- PROBLEM DETAILS
Print the whole listing exactly.

── ROWS ──

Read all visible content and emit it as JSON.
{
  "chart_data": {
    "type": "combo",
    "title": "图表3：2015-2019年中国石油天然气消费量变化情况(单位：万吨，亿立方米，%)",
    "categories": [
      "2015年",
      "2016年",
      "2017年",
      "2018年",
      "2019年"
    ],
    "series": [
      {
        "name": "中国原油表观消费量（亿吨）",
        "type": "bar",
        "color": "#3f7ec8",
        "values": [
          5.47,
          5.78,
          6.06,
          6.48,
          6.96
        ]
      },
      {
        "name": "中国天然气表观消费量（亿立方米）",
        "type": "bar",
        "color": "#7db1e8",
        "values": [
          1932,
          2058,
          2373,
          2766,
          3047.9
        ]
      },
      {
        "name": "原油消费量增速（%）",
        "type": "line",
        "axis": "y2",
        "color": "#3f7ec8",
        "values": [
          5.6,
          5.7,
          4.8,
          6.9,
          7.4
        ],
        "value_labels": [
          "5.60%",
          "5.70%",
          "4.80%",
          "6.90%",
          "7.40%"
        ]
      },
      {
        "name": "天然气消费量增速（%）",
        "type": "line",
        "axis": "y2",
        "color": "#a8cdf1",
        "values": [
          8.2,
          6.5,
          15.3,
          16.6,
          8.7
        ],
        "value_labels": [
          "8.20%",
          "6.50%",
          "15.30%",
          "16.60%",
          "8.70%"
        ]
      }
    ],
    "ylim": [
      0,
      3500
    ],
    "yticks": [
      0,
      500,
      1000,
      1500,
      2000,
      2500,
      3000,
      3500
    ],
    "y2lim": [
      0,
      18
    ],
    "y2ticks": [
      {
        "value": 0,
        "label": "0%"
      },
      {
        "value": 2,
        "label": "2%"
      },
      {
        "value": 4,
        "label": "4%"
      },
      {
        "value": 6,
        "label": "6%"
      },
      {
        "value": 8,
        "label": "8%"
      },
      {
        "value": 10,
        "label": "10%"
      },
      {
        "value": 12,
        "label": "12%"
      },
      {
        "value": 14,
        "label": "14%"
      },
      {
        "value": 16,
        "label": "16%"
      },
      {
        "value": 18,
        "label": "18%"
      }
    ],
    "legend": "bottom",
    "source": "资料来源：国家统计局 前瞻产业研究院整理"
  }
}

───

- ANSWER FOR THE TASK
Read all visible content and emit it as JSON.
{
  "chart_data": {
    "type": "combo",
    "title": "图表3：2015-2019年中国石油天然气消费量变化情况(单位：万吨，亿立方米，%)",
    "categories": [
      "2015年",
      "2016年",
      "2017年",
      "2018年",
      "2019年"
    ],
    "series": [
      {
        "name": "中国原油表观消费量（亿吨）",
        "type": "bar",
        "color": "#3f7ec8",
        "values": [
          5.47,
          5.78,
          6.06,
          6.48,
          6.96
        ]
      },
      {
        "name": "中国天然气表观消费量（亿立方米）",
        "type": "bar",
        "color": "#7db1e8",
        "values": [
          1932,
          2058,
          2373,
          2766,
          3047.9
        ]
      },
      {
        "name": "原油消费量增速（%）",
        "type": "line",
        "axis": "y2",
        "color": "#3f7ec8",
        "values": [
          5.6,
          5.7,
          4.8,
          6.9,
          7.4
        ],
        "value_labels": [
          "5.60%",
          "5.70%",
          "4.80%",
          "6.90%",
          "7.40%"
        ]
      },
      {
        "name": "天然气消费量增速（%）",
        "type": "line",
        "axis": "y2",
        "color": "#a8cdf1",
        "values": [
          8.2,
          6.5,
          15.3,
          16.6,
          8.7
        ],
        "value_labels": [
          "8.20%",
          "6.50%",
          "15.30%",
          "16.60%",
          "8.70%"
        ]
      }
    ],
    "ylim": [
      0,
      3500
    ],
    "yticks": [
      0,
      500,
      1000,
      1500,
      2000,
      2500,
      3000,
      3500
    ],
    "y2lim": [
      0,
      18
    ],
    "y2ticks": [
      {
        "value": 0,
        "label": "0%"
      },
      {
        "value": 2,
        "label": "2%"
      },
      {
        "value": 4,
        "label": "4%"
      },
      {
        "value": 6,
        "label": "6%"
      },
      {
        "value": 8,
        "label": "8%"
      },
      {
        "value": 10,
        "label": "10%"
      },
      {
        "value": 12,
        "label": "12%"
      },
      {
        "value": 14,
        "label": "14%"
      },
      {
        "value": 16,
        "label": "16%"
      },
      {
        "value": 18,
        "label": "18%"
      }
    ],
    "legend": "bottom",
    "source": "资料来源：国家统计局 前瞻产业研究院整理"
  }
}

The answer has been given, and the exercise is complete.